DATA SECTION
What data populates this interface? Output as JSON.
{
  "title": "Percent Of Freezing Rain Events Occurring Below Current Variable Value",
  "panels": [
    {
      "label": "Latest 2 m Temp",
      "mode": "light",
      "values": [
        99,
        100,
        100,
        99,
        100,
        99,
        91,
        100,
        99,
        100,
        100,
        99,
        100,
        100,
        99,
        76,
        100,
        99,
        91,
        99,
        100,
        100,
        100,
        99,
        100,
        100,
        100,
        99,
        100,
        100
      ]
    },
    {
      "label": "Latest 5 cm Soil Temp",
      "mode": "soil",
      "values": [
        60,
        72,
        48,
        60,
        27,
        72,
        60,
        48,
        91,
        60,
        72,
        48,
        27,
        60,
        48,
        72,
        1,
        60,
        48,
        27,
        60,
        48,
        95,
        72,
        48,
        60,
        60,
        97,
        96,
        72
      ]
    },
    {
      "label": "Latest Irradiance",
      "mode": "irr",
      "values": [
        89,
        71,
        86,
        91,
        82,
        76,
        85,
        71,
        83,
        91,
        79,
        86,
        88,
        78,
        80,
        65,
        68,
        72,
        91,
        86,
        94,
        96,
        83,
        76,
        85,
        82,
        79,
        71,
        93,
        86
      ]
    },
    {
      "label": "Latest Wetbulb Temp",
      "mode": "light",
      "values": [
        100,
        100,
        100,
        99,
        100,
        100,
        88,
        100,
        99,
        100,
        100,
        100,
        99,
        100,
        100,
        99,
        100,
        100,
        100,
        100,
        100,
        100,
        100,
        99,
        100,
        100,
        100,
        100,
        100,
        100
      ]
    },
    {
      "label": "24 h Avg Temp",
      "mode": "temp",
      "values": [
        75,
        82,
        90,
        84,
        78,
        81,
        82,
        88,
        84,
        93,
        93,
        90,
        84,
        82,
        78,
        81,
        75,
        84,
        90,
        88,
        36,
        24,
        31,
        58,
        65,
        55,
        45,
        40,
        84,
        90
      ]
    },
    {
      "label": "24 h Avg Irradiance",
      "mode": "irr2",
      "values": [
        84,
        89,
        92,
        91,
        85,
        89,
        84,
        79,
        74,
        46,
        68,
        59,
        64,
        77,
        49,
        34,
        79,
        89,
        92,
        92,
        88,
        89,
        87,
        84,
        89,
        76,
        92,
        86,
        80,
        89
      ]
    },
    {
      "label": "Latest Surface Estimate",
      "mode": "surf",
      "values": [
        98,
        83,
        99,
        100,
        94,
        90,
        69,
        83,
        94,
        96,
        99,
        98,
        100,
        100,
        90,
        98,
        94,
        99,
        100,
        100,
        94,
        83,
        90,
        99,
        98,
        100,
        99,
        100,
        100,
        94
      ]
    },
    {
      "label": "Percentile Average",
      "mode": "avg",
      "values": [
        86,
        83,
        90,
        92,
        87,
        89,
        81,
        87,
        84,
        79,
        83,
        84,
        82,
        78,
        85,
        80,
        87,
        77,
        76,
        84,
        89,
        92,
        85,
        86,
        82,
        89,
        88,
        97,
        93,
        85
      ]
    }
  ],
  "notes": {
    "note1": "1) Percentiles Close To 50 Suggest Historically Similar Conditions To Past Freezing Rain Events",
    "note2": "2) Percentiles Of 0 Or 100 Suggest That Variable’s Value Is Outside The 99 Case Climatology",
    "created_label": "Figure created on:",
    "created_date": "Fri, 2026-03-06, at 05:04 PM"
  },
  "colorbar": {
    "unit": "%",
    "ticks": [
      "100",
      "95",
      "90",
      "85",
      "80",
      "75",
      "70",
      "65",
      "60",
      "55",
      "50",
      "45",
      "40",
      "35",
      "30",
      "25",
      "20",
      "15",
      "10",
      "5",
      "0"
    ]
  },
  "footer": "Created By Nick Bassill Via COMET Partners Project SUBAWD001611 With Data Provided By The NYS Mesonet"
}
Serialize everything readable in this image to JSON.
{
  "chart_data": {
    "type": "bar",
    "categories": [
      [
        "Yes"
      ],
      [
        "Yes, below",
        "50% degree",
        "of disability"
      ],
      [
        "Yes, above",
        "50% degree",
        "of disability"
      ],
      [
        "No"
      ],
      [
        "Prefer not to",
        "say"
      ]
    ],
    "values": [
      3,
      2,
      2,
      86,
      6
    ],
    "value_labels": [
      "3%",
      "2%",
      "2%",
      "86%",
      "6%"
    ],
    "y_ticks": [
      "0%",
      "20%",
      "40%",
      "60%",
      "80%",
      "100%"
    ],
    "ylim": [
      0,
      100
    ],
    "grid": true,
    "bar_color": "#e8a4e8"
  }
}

WHAT THIS TASK INVOLVES
Take the line that contains "Serialize everything readable" and every line after it through the end of the listing above, and repeat them exactly.

RESPONSE FOR THIS EXERCISE
Serialize everything readable in this image to JSON.
{
  "chart_data": {
    "type": "bar",
    "categories": [
      [
        "Yes"
      ],
      [
        "Yes, below",
        "50% degree",
        "of disability"
      ],
      [
        "Yes, above",
        "50% degree",
        "of disability"
      ],
      [
        "No"
      ],
      [
        "Prefer not to",
        "say"
      ]
    ],
    "values": [
      3,
      2,
      2,
      86,
      6
    ],
    "value_labels": [
      "3%",
      "2%",
      "2%",
      "86%",
      "6%"
    ],
    "y_ticks": [
      "0%",
      "20%",
      "40%",
      "60%",
      "80%",
      "100%"
    ],
    "ylim": [
      0,
      100
    ],
    "grid": true,
    "bar_color": "#e8a4e8"
  }
}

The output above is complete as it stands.